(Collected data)
▬▬▬
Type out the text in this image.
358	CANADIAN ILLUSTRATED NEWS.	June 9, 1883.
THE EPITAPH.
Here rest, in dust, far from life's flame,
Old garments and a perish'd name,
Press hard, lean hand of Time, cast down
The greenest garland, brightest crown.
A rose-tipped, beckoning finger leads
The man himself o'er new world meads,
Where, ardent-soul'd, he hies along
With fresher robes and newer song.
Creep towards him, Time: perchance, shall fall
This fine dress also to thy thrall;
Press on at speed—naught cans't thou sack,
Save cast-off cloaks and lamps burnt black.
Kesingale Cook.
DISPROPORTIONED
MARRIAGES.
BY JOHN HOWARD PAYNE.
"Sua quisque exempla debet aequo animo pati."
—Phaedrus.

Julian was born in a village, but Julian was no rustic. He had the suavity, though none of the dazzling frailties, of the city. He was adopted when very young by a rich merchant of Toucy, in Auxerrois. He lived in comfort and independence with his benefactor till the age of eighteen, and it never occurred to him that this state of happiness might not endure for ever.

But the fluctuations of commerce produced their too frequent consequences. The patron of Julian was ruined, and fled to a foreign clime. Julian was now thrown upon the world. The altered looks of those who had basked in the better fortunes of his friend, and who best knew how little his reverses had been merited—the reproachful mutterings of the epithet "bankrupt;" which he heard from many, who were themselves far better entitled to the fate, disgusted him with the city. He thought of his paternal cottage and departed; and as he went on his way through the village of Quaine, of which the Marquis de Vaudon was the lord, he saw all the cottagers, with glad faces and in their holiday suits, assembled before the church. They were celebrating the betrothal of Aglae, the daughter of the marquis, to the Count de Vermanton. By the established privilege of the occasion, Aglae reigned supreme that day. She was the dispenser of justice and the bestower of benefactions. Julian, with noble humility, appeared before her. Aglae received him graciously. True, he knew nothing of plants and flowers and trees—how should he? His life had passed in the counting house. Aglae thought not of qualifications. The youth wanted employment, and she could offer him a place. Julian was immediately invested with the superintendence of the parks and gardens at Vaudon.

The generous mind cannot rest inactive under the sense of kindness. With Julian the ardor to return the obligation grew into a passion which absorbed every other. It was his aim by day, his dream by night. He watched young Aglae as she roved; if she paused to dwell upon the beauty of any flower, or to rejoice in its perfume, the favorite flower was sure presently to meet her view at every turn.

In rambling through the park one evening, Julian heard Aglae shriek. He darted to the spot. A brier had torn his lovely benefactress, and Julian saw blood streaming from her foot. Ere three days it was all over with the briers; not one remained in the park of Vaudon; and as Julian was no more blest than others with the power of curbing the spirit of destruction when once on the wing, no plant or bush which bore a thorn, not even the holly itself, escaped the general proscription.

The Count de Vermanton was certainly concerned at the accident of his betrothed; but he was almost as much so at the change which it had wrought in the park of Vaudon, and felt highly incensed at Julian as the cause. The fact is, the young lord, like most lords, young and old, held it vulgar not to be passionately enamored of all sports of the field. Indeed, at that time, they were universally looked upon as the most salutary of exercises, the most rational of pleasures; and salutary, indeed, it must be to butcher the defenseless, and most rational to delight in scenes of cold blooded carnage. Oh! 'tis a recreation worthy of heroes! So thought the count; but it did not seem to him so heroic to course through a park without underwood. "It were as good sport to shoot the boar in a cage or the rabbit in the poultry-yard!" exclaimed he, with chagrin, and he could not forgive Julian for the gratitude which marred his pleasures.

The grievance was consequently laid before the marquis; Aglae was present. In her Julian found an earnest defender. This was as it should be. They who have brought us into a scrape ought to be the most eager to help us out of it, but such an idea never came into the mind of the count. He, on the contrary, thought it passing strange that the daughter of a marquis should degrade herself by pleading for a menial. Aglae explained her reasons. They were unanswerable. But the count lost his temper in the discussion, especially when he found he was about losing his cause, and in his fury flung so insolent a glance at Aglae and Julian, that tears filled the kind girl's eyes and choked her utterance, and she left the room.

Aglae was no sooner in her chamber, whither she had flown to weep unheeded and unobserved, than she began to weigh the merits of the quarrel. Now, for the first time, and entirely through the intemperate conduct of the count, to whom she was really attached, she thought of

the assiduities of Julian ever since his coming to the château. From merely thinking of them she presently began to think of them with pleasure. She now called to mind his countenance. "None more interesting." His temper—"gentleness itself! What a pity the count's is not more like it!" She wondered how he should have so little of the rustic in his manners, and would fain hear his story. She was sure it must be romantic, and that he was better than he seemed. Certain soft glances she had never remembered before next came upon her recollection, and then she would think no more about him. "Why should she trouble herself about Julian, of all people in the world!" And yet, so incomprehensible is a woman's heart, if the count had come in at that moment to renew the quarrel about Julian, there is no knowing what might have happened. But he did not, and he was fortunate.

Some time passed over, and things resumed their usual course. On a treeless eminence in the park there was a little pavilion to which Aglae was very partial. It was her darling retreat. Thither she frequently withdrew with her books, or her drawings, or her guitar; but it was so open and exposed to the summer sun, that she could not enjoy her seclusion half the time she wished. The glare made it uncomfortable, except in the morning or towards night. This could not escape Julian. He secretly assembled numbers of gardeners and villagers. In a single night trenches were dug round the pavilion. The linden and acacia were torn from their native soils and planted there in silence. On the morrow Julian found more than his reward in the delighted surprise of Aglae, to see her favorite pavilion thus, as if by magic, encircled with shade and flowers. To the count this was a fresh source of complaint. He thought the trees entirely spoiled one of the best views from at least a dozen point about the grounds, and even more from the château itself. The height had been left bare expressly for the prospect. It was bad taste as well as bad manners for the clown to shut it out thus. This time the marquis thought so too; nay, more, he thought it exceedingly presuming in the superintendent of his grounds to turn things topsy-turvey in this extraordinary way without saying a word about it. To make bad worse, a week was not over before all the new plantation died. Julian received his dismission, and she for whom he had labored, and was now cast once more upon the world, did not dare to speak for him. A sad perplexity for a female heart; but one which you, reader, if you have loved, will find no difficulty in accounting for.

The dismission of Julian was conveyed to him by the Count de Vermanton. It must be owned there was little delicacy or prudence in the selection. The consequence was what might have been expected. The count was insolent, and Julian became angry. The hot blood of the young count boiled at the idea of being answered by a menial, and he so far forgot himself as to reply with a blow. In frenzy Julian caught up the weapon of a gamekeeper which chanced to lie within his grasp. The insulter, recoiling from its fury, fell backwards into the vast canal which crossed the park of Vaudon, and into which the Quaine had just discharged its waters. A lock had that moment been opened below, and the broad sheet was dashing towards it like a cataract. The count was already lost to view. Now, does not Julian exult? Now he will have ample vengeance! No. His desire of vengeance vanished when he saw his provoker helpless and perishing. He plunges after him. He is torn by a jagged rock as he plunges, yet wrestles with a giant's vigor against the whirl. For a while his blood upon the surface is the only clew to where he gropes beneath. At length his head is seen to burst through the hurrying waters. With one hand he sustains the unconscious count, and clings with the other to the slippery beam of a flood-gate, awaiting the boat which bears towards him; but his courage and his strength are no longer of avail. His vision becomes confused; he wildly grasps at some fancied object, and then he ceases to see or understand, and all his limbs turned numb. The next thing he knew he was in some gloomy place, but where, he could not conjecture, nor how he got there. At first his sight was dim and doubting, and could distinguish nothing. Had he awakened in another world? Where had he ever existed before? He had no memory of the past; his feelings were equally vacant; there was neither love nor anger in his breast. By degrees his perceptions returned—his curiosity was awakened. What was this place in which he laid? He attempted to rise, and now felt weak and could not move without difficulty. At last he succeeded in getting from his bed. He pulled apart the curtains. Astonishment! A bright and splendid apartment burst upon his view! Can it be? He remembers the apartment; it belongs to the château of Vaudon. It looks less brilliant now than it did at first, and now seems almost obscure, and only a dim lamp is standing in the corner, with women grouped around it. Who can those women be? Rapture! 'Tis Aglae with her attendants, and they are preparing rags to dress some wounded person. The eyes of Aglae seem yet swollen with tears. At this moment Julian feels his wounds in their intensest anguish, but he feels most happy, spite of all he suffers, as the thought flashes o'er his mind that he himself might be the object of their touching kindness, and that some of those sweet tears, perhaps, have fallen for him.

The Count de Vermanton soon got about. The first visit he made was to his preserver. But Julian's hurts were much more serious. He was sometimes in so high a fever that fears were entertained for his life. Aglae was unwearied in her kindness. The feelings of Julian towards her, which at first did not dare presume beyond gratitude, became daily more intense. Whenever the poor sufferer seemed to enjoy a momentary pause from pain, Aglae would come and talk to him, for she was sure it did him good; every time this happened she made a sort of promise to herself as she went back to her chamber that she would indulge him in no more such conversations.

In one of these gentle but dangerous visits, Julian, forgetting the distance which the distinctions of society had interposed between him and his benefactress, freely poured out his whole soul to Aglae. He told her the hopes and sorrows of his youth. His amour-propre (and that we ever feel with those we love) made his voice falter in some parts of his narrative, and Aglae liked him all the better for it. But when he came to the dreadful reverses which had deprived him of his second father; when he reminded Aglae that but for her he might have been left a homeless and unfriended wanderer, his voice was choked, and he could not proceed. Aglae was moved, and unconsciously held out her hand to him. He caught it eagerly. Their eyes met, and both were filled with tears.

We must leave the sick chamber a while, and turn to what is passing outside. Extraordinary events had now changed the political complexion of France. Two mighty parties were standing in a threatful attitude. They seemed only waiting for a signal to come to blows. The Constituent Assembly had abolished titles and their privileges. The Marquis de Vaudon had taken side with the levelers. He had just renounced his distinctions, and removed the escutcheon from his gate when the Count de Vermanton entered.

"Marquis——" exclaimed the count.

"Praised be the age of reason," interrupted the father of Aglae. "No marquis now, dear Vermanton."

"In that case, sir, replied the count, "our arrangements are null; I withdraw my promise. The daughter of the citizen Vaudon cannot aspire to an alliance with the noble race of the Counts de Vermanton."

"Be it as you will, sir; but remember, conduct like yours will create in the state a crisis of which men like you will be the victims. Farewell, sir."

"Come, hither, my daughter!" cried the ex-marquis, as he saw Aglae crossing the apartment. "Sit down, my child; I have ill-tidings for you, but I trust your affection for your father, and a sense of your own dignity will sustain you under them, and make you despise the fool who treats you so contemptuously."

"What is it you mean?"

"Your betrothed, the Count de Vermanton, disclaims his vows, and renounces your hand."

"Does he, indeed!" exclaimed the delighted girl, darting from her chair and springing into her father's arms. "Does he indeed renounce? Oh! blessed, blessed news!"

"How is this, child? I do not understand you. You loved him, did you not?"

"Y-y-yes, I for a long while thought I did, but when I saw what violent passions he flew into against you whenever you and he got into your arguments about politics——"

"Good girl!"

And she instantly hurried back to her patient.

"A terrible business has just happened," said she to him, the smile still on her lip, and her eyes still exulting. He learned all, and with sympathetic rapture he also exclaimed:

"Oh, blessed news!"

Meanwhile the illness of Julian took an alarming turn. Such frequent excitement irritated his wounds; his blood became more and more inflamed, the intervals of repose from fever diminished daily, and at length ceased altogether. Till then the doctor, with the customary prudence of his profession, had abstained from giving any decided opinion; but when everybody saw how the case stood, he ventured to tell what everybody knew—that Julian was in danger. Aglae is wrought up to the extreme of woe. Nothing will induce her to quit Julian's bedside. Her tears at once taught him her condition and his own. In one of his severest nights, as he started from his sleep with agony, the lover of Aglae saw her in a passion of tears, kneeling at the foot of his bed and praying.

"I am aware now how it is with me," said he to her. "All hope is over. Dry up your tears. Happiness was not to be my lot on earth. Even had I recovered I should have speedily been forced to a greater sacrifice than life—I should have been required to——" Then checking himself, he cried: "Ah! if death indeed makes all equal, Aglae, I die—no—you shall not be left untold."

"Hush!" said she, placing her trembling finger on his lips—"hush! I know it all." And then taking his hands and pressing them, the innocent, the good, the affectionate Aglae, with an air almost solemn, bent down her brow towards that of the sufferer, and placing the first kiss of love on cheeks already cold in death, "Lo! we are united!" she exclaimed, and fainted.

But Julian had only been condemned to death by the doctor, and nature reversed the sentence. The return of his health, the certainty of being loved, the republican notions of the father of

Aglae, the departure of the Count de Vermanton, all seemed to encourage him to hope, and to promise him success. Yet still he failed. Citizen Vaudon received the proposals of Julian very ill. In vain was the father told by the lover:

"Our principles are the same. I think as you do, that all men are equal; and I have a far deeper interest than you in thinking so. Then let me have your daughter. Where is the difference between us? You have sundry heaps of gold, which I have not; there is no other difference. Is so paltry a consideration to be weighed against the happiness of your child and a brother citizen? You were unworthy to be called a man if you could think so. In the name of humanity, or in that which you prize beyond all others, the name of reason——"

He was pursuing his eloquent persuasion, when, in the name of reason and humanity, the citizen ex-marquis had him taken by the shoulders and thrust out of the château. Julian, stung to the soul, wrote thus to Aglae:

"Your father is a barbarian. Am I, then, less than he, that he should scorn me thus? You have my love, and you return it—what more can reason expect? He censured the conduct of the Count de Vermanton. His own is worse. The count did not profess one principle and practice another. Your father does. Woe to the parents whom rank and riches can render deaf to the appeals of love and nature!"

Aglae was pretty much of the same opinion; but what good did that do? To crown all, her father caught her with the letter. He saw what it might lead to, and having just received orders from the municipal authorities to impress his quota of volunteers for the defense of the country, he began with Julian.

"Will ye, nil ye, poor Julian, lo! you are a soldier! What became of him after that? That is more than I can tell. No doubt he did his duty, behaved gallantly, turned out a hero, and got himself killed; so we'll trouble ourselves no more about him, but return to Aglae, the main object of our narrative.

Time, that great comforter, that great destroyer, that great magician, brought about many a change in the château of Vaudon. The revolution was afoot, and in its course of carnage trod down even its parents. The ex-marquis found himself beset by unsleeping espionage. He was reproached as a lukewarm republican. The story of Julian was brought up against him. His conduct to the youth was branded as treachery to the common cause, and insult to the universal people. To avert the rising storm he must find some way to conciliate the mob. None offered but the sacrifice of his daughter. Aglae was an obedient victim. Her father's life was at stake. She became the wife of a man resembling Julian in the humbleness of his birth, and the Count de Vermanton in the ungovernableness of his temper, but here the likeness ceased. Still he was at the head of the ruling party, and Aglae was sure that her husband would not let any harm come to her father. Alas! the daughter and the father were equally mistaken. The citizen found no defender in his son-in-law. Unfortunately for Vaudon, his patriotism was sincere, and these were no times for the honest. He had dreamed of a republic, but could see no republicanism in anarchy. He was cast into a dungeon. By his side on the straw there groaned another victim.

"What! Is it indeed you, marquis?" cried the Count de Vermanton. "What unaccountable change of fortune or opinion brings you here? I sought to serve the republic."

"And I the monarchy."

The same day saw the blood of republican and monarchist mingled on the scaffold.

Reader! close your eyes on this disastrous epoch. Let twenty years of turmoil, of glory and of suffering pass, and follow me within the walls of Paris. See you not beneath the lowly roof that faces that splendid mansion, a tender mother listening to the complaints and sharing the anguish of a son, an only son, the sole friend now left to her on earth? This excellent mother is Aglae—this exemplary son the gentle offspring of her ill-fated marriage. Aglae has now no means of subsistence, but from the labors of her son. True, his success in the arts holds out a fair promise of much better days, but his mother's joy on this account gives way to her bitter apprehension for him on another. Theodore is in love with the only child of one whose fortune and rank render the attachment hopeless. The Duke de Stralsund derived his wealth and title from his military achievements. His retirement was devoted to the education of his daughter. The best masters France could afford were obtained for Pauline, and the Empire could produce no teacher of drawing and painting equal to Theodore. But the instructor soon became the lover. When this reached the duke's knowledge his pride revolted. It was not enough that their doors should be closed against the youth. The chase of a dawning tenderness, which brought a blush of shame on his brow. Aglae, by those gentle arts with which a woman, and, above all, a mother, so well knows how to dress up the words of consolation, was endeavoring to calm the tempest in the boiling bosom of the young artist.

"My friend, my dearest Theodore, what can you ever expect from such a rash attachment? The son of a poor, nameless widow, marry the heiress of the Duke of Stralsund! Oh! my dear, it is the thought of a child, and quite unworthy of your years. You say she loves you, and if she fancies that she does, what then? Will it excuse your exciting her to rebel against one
▬▬▬
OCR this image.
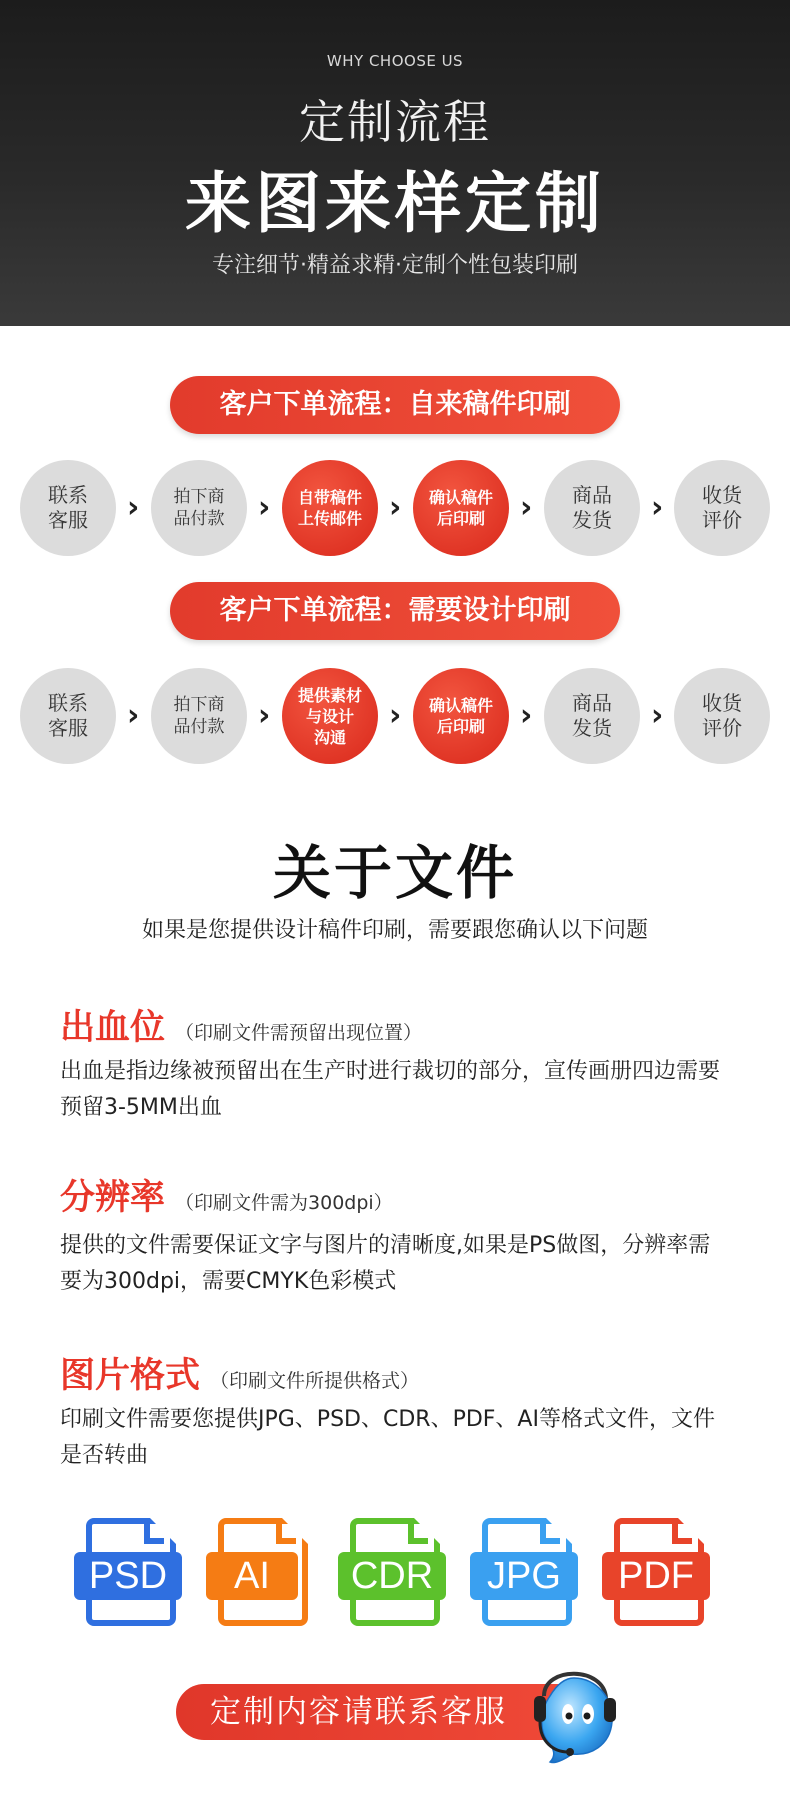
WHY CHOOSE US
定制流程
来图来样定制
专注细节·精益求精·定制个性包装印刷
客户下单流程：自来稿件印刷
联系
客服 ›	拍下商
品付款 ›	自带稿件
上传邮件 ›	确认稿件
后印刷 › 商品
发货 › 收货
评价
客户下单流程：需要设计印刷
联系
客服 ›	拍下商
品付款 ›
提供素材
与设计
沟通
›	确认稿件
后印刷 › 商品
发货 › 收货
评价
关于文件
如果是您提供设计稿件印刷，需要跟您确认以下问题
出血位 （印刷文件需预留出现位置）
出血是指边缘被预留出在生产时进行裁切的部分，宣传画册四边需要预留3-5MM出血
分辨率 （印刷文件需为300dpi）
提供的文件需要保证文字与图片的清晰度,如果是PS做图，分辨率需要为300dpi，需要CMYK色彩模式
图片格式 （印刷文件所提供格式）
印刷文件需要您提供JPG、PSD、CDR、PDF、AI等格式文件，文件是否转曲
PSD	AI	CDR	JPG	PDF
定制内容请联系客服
▬▬▬
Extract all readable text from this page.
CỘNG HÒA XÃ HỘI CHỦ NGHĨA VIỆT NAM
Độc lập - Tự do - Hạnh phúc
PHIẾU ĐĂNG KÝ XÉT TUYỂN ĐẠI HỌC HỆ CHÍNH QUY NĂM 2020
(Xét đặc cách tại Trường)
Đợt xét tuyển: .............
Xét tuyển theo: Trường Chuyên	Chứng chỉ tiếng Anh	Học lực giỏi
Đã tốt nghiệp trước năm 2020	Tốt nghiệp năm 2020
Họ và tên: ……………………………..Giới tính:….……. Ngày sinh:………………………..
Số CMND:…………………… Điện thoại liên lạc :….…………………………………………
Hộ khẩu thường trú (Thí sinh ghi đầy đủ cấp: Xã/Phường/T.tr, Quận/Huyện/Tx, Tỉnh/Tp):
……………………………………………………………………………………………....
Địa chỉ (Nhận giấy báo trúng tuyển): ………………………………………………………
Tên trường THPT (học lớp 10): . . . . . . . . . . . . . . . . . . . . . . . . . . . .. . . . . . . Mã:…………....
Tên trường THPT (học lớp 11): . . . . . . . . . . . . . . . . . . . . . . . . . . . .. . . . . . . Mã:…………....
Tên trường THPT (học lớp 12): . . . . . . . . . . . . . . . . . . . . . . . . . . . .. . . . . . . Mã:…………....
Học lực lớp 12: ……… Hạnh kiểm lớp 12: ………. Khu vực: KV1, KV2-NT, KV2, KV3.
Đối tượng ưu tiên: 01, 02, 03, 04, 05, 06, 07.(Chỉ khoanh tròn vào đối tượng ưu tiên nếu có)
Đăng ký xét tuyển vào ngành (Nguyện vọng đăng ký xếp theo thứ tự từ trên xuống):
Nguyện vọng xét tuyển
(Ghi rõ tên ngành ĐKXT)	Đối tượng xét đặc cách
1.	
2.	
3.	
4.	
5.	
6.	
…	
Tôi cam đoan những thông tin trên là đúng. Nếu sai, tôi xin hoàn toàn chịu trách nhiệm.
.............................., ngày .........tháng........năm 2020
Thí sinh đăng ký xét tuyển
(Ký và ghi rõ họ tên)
▬▬▬
### To do
The word "also" may turn up on some lines of these records; say how many, with no other words.

### Solution for this problem
2